(Extract):
## START
Holy f”[email protected] this is hard!!
I have been kidding myself that I was merely someone who was missing a bit of a buzz in life, and that the buzz I chose was betting and more recently online slots. The thrill of a big win is no doubt an unbelievable high, which I can see with hindsight gets more intense the more you chase your losses.
I have always had an issue with gambling in the background since I was around 16, playing fruit machines in the arcades started as fun but quickly got out of hand and I upset an awful lot of people close to me (1 in particular my mother who died before I could really tell her how sorry I was for the hurt i’d Caused as a teenager)
As always, I got caught out spending money I didn’t have and all hell broke loose, I swore myself off such extremes and for over 10 years was happy with the occasional couple of quid in the pub if I had change from buying a round, if I lost I lost, if I won great.
The real start of my problem as it is today was online betting, I opened a sky bet account with the purpose of sticking an accumulator on the football on a weekend, maximum a tenner a month, this was also fine.... for about a month! I landed a big win on my second bet and felt invincible! I was the king of predictions and could make a living out of it if I wanted, fast forward 2 months and I had lost all of that and thrown up a couple of hundred quid of my own money chasing that buzz, as this was on our joint account my mrs got wise quick, and I staggered myself with how elaborate the lies I was telling as to why this was happening. Fast forward a couple of months of me abstaining, and after a row and a lousy day at work, I got blind drunk and ran through £300 in a bout an hour, she was devastated and I swore I would never gamble again, and self excluded from all accounts I had.
## END
(Exercise set):
1. Answer these from the gambling post:
(a) At roughly what age did the writer's issue with gambling begin?
(b) For how long was the writer content with the occasional couple of quid in the pub?
(c) How much money did the writer run through in about an hour after getting blind drunk?
2. Output the section of the gambling post that starts at the words "I have been" and stops after "I won great.", copied word for word.
3. Write the next part of the gambling post, carrying on after its final sentence.
The material that comes next has no connection to the gambling post.

(Raw records):
## START
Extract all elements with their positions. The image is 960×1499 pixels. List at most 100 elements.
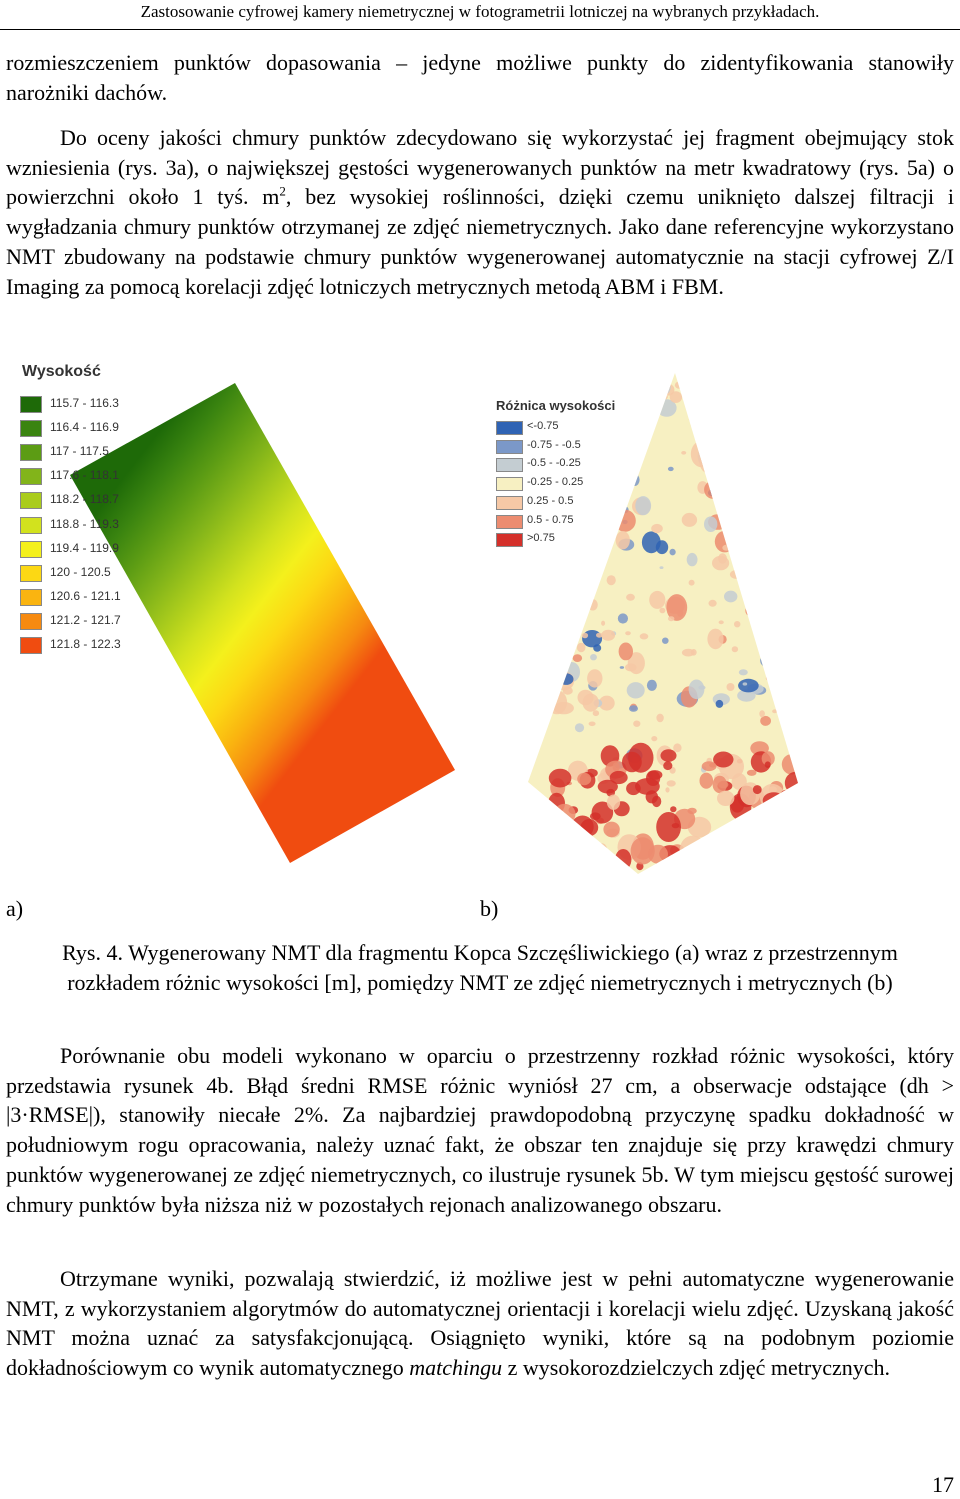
## END
## START
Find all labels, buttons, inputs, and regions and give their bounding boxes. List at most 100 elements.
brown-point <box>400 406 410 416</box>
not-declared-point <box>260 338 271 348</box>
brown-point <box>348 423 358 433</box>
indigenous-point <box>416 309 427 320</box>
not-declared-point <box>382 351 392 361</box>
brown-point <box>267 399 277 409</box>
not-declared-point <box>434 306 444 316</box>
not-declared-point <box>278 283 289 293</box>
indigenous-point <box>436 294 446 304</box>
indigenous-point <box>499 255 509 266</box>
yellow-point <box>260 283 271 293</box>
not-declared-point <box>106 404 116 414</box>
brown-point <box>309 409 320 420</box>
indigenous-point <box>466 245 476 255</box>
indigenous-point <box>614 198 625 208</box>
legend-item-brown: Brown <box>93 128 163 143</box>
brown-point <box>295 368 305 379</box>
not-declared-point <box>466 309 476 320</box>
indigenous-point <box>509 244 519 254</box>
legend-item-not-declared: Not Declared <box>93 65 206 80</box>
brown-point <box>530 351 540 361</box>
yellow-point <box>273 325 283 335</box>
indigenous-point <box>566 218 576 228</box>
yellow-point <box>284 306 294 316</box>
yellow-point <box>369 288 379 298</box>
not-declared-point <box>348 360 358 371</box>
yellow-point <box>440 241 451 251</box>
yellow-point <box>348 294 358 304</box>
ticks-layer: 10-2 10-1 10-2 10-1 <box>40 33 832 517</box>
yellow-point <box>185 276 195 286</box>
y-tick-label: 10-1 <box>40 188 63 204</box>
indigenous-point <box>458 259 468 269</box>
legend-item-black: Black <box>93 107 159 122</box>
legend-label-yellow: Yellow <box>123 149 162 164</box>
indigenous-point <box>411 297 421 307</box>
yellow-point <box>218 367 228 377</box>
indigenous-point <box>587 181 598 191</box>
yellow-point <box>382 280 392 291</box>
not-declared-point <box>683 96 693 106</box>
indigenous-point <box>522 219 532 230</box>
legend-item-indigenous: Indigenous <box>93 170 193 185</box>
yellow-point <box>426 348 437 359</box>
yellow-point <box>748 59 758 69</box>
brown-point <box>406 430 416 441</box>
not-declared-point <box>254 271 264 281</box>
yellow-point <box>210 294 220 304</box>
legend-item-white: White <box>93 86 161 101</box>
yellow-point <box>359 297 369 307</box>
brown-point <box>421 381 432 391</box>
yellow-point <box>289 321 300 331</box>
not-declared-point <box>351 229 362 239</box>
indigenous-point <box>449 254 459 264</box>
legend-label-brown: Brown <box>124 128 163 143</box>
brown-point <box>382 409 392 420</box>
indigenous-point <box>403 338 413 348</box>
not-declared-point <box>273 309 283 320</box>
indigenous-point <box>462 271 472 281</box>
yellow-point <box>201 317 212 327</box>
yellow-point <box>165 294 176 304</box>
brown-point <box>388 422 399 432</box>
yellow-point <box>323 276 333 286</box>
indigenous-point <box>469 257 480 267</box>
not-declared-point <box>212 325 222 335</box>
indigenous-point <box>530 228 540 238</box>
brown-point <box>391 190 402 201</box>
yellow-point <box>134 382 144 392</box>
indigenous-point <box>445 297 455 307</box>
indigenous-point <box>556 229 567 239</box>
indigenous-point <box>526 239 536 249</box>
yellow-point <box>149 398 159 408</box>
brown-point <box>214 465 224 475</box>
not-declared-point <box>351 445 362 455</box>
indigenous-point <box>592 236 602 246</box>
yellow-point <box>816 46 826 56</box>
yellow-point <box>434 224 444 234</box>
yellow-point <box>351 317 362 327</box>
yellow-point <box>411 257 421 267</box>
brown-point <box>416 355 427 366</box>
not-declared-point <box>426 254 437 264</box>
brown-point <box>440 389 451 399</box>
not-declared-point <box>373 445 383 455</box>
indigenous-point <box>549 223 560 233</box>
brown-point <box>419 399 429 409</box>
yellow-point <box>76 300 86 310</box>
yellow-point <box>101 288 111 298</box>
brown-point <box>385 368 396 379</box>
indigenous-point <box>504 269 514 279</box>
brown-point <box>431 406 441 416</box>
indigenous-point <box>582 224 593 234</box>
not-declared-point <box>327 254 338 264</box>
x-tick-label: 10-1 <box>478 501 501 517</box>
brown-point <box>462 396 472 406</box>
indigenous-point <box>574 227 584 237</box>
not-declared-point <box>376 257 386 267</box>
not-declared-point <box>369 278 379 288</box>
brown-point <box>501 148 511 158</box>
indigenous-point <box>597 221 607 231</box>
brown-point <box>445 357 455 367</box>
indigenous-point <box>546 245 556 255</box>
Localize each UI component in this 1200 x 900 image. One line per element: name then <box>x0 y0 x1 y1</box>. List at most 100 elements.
## END
(Outputs for the tasks):
1.
(a) Around 16.
(b) Over 10 years.
(c) £300.

2.
I have been kidding myself that I was merely someone who was missing a bit of a buzz in life, and that the buzz I chose was betting and more recently online slots. The thrill of a big win is no doubt an unbelievable high, which I can see with hindsight gets more intense the more you chase your losses.
I have always had an issue with gambling in the background since I was around 16, playing fruit machines in the arcades started as fun but quickly got out of hand and I upset an awful lot of people close to me (1 in particular my mother who died before I could really tell her how sorry I was for the hurt i’d Caused as a teenager)
As always, I got caught out spending money I didn’t have and all hell broke loose, I swore myself off such extremes and for over 10 years was happy with the occasional couple of quid in the pub if I had change from buying a round, if I lost I lost, if I won great.

3.
Act2 scene 3, here I am, we opened separate accounts to keep what little spending money we had in, and I have racked myself up a healthy little overdraft on slots, again had some big wins and thought “right I’m done, clear off what you’ve spent and get on with your life, but the draw was too great. On Sunday morning after revering a large withdrawal and losing it all in about 10 minutes, I looked at my son playing in the lounge and it dawned on me what I was doing, what impact it was having on me, and what danger I could be putting my family in by carrying on this madness.
I self excluded from the site I was on, signed up to gamstop and here I am, thinking about nothing else but gambling but determined to beat this.
Anyone who thinks this is easy needs to be educated, I have never experienced urges like this, thinking ‘just throw a tenner in you could easily turn it into a couple of hundred but so far I’m holding firm. With careful day to day spending my overdraft will be clear in a few months tops, and that’s when I can look at the next step on the road to healing the hurts this addiction has caused myself and those closest to me.
This forum is a godsend, I can’t tell you what a weight it is to really say what I feel about this problem, and these pages have already been a huge source of strength over the last few days. I will keep updating this throughout the journey I am embarking on, I will beat this!
Day 4, busy day at work which has helped but still the urges are strong. Biggest plus was having access to the joint account today as wife was working late and I needed to get some shopping, had at least 3 opportunities to gamble between work and home and didn’t take any of them, confidence in my will power is growing by the day, I know I won’t gamble today, and will start the same process tomorrow on day 5
Day 5, again really busy at work and urges have been there although not really had time to think about it too much. Brain is focused on the negatives of the situation I’m in, which if anything has left me feeling very down about myself but has re-enforced the decision to stop. Looking forward to the weekend when I can put some more lost money back. Starting to see how much more I am accomplishing during my working day which is a big positive. Bring on day 6
So, here I am, sat in exactly the same place as I was a week ago, except this time I don’t have a crippling and all to familiar sense of loss and worthlessness.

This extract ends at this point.